**CHALLENGE A:** In the Sunrise Century post, what was the finishing time of the slowest of the other seven riders who finished under four hours?
**CHALLENGE B:** From the Sunrise Century post, reproduce the passage starting at "http://www.clarksvillecentury.com" and ending at "in recent years.".

** START OF EXCERPT **

# Sunrise Century 3:44:55



## Bryan Crow (Jul 2, 2005)

Gotta be the easiest 100 miles in cycling. See video at
http://www.tvclarksville.com/2008sunrisebikeride.html

Yesterday, Saturday, September 20, 21 riders finished the Sunrise Century in less than four hours. 
http://www.clarksvillecentury.com

*Doyce Johnson crossed the finish line in 3:44:55.311 with 13 other riders accompanying. * Another seven finished under four, the slowest in 3:56:12.929.

The Buttar timing-chip website http://www.buttar.com/events/results/index.htm
has complete results.

That makes 49 sub-fours over the past four years, beginning in 2005. In 2004, on a tougher course, a peloton of 35 finished together in 4:01. 

The 2005-2006 course was notably flatter, and the 2007-2008 course is still another 9% flatter. The 1986 course was easy but comparatively hilly, yielding no better than 4:15. The organizers have aimed for easier layouts in recent years.

** END OF EXCERPT **
** START OF RECORDED DATA **

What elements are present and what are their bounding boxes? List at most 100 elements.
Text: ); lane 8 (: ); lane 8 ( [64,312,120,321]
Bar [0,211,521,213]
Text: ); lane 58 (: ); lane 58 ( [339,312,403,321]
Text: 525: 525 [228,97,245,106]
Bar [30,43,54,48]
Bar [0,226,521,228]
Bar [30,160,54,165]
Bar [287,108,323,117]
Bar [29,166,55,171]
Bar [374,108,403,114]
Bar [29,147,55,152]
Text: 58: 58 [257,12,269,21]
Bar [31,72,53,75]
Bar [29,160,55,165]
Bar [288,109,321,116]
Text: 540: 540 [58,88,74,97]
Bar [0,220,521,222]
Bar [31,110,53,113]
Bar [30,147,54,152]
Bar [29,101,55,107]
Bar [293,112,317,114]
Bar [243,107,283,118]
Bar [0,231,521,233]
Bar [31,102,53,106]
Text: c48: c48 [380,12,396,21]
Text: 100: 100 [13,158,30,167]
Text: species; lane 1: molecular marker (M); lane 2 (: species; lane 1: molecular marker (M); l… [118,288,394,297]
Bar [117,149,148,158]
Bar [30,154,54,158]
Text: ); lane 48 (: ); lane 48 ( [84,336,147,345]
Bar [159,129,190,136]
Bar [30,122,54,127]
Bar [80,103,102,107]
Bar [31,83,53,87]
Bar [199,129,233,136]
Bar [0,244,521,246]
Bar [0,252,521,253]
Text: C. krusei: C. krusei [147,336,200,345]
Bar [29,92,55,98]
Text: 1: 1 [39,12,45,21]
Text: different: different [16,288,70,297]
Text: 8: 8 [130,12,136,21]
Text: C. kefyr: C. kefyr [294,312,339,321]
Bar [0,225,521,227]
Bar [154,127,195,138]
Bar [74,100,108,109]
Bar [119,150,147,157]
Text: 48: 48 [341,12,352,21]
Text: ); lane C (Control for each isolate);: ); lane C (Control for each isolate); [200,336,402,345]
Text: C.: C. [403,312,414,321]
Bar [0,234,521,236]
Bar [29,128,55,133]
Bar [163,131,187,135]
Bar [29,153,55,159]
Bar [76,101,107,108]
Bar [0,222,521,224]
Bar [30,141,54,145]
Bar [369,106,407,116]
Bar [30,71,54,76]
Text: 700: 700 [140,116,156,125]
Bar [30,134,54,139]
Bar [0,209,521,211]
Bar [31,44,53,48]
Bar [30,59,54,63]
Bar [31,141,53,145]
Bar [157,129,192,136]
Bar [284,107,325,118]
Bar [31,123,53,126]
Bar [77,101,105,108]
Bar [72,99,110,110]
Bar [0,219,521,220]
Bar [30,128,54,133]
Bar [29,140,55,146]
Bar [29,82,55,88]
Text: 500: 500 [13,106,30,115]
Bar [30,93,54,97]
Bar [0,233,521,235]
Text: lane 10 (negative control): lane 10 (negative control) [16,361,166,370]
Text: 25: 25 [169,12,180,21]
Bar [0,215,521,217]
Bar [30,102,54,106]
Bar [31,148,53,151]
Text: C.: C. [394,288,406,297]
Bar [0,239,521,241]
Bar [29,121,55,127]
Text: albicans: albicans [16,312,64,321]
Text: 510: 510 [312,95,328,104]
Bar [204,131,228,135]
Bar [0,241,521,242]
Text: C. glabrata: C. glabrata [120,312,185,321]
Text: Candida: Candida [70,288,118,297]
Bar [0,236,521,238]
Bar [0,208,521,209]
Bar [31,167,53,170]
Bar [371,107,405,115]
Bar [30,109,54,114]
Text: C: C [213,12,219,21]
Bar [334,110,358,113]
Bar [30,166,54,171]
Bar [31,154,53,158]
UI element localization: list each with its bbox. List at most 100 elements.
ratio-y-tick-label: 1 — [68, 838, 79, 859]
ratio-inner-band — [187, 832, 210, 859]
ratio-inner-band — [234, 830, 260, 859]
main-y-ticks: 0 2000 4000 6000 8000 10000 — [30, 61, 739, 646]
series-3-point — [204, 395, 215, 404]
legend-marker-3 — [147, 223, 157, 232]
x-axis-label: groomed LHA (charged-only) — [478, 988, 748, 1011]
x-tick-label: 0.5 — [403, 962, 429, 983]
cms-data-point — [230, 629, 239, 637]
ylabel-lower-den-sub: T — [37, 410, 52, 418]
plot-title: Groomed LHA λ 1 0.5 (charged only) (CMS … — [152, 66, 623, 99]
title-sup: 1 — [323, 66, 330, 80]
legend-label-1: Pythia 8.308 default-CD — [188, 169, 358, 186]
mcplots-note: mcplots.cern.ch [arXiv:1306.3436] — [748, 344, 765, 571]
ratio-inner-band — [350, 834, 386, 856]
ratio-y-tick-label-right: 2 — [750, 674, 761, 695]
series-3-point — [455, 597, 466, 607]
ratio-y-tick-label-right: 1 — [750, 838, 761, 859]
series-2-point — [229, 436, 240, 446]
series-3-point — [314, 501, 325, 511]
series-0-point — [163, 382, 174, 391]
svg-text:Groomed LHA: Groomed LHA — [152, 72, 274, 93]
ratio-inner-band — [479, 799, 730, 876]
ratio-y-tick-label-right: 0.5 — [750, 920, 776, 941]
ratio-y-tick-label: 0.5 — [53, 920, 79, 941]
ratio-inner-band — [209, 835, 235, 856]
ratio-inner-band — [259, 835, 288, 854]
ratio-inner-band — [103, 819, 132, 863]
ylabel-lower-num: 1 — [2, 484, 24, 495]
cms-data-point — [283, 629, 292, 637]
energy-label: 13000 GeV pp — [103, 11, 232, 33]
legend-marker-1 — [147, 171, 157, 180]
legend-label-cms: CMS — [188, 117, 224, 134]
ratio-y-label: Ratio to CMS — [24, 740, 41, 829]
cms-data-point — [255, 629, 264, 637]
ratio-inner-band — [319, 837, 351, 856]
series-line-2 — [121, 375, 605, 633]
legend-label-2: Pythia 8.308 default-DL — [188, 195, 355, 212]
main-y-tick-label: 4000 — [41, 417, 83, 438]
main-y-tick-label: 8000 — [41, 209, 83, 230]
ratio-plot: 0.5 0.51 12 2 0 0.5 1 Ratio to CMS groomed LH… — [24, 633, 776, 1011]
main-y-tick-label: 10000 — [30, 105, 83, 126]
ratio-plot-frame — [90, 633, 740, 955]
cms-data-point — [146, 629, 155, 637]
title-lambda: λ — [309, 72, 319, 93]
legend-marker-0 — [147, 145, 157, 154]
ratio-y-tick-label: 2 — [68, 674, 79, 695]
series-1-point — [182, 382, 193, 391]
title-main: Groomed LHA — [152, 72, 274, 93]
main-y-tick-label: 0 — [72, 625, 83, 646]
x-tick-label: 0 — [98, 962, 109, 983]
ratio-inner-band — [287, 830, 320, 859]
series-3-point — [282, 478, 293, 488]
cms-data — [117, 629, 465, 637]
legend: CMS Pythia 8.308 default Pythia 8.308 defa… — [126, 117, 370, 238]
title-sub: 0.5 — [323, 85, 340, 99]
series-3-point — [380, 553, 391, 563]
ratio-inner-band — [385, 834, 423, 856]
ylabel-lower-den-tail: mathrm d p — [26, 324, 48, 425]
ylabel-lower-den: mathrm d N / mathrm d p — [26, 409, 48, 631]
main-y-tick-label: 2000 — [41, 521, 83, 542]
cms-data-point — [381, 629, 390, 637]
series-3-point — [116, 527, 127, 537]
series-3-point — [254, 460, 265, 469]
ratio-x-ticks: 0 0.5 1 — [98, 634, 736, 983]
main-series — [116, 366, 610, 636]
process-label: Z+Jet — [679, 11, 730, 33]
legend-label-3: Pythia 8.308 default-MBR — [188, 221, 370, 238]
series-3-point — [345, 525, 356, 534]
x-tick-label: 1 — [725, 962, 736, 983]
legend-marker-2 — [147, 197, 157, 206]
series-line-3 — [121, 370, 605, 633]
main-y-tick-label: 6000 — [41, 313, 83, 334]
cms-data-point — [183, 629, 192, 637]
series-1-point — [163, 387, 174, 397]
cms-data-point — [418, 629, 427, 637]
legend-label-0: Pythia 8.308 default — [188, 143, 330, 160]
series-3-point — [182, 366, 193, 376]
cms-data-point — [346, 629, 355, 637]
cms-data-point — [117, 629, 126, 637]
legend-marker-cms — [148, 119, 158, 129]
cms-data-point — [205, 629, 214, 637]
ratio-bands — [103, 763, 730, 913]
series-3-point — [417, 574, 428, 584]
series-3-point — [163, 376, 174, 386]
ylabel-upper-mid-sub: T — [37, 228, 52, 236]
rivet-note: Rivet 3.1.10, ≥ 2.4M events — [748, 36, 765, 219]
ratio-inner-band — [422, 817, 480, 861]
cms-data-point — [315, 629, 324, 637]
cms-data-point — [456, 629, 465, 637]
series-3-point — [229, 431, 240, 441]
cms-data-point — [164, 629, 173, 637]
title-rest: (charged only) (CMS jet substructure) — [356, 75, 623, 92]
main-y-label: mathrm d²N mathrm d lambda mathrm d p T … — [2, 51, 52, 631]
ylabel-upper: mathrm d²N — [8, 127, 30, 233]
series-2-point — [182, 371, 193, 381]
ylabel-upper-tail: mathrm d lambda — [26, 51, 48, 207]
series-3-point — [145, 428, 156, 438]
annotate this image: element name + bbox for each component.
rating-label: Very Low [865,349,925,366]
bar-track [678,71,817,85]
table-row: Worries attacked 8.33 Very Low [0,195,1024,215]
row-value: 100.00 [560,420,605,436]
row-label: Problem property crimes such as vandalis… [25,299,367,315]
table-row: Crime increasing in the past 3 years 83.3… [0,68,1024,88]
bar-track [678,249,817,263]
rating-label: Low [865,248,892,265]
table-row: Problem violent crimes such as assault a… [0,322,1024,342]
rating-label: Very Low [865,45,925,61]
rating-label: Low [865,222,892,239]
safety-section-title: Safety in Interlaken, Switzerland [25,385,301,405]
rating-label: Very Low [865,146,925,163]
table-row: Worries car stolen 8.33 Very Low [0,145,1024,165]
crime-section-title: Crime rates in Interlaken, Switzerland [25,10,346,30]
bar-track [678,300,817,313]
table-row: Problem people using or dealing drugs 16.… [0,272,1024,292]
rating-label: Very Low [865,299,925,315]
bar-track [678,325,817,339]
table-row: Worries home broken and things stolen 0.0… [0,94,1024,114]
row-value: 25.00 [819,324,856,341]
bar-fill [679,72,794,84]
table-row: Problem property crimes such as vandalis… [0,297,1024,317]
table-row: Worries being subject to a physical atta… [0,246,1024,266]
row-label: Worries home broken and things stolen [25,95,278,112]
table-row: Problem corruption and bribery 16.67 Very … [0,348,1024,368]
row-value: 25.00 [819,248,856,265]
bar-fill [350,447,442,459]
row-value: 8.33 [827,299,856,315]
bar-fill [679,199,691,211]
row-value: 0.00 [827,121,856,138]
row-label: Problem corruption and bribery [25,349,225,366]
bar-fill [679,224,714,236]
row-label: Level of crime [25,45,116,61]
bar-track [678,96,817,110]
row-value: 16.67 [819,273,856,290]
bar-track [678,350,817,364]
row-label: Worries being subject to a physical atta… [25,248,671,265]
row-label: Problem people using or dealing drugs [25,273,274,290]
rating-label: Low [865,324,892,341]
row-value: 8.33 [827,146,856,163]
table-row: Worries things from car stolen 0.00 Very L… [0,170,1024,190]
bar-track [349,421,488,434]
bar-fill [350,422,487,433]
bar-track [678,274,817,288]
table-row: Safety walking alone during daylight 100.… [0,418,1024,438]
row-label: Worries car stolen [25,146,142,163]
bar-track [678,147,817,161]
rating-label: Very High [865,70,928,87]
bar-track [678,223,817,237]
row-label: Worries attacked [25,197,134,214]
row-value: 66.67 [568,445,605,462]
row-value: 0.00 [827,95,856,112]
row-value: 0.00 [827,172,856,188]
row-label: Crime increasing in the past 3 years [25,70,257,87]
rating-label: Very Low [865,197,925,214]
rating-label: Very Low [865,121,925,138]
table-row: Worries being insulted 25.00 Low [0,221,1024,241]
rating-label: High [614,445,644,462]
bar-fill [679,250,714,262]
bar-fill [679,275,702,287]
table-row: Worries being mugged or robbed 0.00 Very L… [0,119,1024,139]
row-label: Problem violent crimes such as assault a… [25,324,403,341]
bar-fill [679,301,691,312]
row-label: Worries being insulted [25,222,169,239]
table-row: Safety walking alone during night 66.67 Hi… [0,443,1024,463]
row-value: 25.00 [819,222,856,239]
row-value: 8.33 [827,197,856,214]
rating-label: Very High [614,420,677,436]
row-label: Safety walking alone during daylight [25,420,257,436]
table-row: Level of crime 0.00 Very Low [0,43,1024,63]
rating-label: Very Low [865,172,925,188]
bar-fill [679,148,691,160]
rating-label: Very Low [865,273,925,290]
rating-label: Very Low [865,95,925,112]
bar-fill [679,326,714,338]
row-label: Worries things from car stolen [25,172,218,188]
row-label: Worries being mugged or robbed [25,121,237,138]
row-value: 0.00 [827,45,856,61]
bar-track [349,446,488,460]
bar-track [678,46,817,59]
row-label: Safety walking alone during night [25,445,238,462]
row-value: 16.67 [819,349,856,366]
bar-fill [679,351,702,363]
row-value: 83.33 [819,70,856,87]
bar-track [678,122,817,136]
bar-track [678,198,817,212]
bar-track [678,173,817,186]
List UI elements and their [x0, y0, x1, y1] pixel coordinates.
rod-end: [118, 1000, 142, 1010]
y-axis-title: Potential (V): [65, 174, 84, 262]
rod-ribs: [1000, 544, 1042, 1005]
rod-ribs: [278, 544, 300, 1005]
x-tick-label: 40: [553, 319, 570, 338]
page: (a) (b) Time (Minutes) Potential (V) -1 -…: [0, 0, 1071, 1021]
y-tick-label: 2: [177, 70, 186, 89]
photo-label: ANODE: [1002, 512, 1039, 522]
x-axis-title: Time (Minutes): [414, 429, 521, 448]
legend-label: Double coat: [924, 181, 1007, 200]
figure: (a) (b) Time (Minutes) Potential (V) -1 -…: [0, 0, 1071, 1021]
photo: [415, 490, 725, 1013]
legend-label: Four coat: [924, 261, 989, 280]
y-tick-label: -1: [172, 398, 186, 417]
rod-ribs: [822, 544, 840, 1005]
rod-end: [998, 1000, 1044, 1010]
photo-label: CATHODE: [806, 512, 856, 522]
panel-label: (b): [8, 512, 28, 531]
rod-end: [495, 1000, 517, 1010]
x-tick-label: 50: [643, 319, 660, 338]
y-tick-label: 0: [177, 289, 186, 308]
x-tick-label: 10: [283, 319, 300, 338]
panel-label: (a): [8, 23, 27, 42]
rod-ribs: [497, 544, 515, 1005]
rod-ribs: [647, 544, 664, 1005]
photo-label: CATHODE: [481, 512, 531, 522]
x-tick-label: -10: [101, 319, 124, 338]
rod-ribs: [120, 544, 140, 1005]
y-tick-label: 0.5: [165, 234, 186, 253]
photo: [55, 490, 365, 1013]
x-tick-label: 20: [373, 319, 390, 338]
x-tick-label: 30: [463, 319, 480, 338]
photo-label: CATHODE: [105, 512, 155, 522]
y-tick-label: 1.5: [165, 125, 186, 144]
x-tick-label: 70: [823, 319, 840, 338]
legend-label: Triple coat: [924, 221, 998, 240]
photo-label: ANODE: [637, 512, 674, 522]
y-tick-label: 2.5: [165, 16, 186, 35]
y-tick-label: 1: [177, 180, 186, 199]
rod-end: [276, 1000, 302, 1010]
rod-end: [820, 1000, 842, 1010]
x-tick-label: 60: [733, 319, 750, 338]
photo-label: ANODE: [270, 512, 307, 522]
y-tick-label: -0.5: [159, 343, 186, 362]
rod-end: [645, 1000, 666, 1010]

** END OF RECORDED DATA **

**SOLUTION A:** 3:56:12.929

**SOLUTION B:**
http://www.clarksvillecentury.com

*Doyce Johnson crossed the finish line in 3:44:55.311 with 13 other riders accompanying. * Another seven finished under four, the slowest in 3:56:12.929.

The Buttar timing-chip website http://www.buttar.com/events/results/index.htm
has complete results.

That makes 49 sub-fours over the past four years, beginning in 2005. In 2004, on a tougher course, a peloton of 35 finished together in 4:01. 

The 2005-2006 course was notably flatter, and the 2007-2008 course is still another 9% flatter. The 1986 course was easy but comparatively hilly, yielding no better than 4:15. The organizers have aimed for easier layouts in recent years.